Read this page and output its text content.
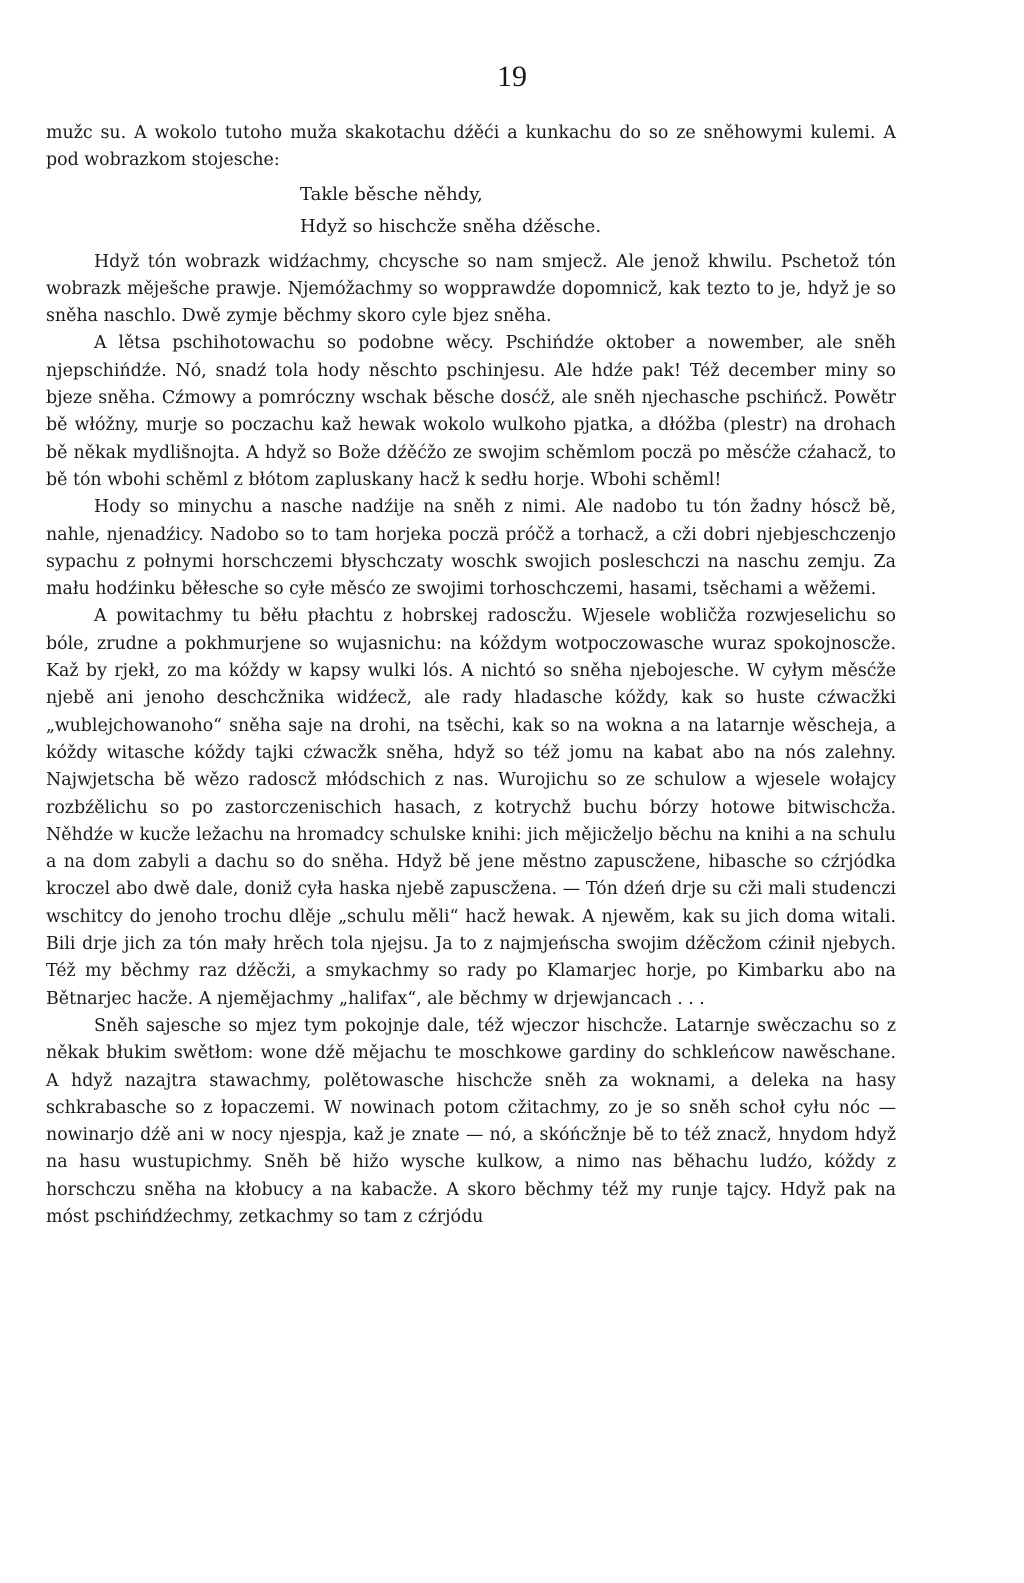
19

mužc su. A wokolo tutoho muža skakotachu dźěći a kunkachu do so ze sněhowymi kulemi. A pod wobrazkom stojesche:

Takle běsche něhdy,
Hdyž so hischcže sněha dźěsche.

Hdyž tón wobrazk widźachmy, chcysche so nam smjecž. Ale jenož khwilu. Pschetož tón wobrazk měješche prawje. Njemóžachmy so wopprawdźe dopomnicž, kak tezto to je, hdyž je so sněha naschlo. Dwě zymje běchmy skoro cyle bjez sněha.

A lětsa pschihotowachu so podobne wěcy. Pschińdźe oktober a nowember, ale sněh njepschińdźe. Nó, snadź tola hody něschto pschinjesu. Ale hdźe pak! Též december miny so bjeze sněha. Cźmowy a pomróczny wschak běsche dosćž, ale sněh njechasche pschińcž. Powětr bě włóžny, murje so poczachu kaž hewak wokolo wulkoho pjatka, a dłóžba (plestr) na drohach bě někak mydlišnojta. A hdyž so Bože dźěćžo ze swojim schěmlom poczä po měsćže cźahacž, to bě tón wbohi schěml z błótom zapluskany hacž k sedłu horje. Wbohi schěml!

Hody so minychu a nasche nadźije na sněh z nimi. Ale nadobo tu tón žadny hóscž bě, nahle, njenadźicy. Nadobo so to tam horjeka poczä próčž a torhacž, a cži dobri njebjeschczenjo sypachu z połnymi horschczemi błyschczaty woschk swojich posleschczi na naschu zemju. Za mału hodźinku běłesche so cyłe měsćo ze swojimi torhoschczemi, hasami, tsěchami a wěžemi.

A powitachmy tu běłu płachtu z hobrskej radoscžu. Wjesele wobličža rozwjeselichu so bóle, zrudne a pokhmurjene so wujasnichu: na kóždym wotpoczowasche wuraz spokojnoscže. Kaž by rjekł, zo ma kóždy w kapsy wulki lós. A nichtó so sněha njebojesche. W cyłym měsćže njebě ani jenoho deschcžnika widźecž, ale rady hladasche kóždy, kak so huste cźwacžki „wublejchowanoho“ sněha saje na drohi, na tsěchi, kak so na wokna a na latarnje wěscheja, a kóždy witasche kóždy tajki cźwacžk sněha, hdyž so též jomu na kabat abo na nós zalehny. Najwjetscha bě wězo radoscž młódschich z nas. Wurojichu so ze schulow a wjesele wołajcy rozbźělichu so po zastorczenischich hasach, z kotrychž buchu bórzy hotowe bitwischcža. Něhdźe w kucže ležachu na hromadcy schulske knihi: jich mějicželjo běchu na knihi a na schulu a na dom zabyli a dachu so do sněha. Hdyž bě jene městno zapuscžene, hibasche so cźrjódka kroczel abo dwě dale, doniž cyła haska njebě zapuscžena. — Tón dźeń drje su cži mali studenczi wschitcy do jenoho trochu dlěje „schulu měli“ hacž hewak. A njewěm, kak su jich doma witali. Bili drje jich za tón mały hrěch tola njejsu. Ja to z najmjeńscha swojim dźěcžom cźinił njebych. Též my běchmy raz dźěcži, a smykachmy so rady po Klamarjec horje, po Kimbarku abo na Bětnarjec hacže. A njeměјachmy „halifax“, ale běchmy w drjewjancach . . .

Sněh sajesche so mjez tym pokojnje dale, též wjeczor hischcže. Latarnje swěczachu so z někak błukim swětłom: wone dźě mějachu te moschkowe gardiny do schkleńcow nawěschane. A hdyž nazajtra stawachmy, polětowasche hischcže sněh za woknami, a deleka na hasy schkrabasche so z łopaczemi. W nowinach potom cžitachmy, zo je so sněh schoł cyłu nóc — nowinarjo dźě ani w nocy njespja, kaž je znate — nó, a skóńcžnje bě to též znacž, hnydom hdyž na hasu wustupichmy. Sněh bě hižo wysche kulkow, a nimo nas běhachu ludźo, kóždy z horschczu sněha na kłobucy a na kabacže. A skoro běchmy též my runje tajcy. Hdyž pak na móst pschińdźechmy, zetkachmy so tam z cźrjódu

---

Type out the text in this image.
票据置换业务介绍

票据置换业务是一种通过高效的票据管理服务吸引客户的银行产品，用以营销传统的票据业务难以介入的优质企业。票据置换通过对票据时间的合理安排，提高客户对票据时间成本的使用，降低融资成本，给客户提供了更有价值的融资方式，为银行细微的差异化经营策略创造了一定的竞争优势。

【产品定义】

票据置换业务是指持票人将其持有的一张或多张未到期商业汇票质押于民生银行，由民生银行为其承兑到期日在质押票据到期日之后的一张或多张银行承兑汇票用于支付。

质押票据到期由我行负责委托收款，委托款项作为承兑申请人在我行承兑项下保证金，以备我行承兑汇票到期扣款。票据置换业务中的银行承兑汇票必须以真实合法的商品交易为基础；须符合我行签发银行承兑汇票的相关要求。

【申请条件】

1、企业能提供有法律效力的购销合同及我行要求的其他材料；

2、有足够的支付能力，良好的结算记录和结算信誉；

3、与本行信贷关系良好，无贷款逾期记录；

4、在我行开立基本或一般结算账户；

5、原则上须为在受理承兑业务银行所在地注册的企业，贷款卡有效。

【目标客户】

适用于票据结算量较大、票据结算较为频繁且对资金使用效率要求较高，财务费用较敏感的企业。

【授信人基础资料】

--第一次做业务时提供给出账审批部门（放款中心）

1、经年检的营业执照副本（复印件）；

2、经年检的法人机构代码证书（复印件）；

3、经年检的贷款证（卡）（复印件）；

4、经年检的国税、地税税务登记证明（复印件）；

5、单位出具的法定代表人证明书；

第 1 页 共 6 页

---

▶ [WHAT YOU ARE ASKED TO DO]: Copy each line of the data that contains the word "text".

▶ [RESULT]:
Read this page and output its text content.
Type out the text in this image.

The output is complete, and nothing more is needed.